PROBLEM STATEMENT:
Find how many lines in the data below mention "DYms". Give the number only.

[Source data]
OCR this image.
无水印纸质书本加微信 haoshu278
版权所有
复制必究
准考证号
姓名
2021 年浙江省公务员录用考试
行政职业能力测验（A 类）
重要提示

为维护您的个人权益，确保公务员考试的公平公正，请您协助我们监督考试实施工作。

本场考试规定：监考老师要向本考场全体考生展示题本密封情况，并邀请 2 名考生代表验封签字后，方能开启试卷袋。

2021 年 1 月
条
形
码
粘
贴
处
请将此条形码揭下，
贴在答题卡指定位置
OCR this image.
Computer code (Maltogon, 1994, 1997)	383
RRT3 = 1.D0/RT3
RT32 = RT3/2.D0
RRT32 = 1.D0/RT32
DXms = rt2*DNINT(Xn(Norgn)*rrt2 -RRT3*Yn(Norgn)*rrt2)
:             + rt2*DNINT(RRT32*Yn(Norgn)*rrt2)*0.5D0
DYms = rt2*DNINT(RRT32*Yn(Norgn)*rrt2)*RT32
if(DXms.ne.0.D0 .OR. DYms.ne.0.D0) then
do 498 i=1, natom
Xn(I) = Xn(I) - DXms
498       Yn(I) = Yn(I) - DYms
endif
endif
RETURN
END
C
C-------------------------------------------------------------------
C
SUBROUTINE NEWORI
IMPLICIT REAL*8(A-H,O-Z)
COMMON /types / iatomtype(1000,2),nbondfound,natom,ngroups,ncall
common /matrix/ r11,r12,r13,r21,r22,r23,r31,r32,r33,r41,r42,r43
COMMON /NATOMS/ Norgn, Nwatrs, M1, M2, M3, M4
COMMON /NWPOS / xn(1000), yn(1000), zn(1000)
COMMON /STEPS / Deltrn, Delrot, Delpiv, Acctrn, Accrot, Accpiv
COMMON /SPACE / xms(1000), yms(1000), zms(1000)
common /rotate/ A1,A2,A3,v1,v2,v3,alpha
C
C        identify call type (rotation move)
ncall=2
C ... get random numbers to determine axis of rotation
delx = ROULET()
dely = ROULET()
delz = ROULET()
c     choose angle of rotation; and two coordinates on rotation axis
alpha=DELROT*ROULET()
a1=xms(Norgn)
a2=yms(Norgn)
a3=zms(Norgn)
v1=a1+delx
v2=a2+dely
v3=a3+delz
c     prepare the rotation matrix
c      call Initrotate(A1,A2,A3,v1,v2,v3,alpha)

RESPONSE FOR THIS EXERCISE:
3